» **WRITTEN EXERCISE**
Reproduce everything from the start of the records down to the line containing "- sidebar-item-release-notes[interactable]: Release", including both of those lines, with no changes.

» **ENTRIES PROVIDED**
------------------------------------------------------------
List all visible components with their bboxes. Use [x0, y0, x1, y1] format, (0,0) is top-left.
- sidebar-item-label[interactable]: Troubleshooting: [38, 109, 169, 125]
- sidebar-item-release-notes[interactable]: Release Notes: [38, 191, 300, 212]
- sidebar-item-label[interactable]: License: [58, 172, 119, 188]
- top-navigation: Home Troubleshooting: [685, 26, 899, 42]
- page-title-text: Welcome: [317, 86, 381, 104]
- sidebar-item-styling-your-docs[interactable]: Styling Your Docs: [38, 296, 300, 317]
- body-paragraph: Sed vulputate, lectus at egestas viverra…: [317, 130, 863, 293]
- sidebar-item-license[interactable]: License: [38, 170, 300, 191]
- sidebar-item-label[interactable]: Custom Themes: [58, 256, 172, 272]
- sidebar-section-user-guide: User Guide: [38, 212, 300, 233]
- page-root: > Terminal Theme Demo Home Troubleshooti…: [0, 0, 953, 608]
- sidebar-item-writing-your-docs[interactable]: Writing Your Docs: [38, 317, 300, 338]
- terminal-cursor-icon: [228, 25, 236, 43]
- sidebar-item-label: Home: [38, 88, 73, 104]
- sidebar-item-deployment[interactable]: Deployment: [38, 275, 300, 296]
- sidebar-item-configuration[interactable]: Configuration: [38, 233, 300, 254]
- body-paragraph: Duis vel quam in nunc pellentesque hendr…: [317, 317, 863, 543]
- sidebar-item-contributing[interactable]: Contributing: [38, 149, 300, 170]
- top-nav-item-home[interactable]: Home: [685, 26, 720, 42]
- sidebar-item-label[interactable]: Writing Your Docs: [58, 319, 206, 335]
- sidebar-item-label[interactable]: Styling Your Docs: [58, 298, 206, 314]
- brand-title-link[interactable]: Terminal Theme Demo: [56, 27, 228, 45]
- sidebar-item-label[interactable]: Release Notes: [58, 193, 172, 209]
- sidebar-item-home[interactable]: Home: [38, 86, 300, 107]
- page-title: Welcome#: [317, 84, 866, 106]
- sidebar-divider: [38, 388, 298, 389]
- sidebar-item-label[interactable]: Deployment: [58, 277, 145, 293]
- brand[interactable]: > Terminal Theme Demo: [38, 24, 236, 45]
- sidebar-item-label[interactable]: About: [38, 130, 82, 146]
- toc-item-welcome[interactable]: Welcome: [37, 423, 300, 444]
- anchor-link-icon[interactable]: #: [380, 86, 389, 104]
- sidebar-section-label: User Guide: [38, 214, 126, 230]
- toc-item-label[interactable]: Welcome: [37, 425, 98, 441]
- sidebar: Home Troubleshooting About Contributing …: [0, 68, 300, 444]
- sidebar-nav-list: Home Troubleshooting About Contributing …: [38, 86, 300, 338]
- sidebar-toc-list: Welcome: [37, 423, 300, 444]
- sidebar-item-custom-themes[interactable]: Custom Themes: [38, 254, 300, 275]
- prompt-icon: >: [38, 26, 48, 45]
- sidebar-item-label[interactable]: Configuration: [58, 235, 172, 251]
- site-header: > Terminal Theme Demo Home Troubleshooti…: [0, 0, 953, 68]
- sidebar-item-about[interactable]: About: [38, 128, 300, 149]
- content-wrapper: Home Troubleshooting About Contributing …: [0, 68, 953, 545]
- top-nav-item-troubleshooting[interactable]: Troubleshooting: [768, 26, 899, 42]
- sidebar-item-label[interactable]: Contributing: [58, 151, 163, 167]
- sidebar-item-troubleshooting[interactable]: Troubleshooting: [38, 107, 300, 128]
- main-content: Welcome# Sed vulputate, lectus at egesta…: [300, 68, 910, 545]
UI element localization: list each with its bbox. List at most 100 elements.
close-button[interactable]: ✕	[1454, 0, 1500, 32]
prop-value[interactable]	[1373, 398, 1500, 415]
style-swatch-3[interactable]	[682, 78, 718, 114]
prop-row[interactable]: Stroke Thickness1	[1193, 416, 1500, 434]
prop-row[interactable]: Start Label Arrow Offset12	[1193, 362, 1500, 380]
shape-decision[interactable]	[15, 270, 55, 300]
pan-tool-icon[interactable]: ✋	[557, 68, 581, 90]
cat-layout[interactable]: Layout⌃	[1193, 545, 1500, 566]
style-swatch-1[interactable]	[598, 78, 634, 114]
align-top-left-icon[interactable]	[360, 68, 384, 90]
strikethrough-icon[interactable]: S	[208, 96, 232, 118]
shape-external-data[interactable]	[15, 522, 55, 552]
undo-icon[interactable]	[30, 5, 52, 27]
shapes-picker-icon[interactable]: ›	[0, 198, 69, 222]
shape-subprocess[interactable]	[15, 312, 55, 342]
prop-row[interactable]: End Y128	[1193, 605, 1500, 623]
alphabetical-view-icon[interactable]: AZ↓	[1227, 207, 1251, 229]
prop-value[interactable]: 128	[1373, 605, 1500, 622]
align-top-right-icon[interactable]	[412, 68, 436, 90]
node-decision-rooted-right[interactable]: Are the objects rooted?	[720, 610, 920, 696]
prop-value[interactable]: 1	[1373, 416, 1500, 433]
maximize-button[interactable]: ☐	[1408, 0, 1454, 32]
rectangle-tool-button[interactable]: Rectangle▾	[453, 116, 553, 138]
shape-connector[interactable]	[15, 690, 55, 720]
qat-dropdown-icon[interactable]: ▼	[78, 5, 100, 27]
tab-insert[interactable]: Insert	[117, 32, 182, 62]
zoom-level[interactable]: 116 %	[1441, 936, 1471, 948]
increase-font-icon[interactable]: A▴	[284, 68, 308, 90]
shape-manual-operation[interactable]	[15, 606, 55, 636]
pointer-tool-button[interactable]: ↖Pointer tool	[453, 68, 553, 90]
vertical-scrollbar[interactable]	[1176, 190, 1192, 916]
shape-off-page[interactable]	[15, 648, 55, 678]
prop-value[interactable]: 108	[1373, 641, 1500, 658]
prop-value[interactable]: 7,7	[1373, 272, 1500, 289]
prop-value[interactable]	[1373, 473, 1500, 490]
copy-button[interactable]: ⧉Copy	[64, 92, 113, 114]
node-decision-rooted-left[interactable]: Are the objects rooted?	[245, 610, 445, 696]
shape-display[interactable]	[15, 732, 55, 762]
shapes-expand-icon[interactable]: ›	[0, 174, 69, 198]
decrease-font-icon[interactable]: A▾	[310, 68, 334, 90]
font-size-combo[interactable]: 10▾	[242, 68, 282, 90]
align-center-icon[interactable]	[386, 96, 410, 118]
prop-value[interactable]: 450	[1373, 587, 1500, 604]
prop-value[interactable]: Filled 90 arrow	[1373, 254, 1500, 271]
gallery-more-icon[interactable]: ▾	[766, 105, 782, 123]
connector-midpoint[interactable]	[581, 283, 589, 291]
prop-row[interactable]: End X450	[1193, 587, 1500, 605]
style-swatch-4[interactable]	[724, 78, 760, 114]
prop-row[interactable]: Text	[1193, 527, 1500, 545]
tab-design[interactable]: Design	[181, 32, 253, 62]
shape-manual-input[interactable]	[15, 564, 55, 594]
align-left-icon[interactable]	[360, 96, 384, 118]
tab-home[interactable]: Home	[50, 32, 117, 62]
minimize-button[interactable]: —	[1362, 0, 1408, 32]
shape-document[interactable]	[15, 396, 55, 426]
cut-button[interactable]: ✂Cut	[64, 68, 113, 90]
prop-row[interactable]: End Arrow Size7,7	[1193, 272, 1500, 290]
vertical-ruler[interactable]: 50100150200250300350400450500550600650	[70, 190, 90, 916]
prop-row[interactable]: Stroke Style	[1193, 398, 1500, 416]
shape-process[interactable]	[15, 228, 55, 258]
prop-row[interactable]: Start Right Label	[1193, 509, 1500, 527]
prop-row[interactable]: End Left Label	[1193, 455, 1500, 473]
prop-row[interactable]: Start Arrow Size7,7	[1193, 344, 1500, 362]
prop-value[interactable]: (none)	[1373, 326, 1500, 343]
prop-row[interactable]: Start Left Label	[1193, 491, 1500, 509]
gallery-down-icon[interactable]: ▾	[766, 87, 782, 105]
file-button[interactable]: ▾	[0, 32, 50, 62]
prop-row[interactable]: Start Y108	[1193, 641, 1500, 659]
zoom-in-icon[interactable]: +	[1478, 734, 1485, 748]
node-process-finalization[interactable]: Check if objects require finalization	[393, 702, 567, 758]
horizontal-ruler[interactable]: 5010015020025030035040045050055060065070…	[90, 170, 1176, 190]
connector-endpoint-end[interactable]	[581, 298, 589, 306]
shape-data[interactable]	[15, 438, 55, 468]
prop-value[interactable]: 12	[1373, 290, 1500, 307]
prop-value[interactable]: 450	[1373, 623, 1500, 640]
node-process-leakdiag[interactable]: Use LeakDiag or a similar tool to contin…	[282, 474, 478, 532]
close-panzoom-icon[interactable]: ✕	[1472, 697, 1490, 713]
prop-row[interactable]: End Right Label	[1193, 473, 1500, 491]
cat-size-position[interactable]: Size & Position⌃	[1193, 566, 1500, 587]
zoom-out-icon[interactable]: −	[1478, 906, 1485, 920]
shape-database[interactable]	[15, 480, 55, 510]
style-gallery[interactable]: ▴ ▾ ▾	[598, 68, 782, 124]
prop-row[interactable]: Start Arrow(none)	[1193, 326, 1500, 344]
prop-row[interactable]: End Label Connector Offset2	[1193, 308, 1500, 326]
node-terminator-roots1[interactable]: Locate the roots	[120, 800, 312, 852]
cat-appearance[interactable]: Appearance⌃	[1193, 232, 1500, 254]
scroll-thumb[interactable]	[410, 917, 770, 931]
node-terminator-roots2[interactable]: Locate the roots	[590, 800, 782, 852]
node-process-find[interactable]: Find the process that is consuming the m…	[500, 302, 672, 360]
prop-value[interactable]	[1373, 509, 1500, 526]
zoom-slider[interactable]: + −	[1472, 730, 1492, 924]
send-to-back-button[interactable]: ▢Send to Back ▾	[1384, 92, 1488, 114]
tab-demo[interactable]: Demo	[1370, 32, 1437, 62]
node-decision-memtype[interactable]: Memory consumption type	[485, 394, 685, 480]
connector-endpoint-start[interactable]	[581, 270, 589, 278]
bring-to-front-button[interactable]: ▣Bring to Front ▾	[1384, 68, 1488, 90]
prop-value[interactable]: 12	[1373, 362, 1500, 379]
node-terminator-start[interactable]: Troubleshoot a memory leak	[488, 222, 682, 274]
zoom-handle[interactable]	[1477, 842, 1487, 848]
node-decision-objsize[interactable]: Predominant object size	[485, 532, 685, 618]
------------------------------------------------------------
» **EXERCISE RESULT**
List all visible components with their bboxes. Use [x0, y0, x1, y1] format, (0,0) is top-left.
- sidebar-item-label[interactable]: Troubleshooting: [38, 109, 169, 125]
- sidebar-item-release-notes[interactable]: Release Notes: [38, 191, 300, 212]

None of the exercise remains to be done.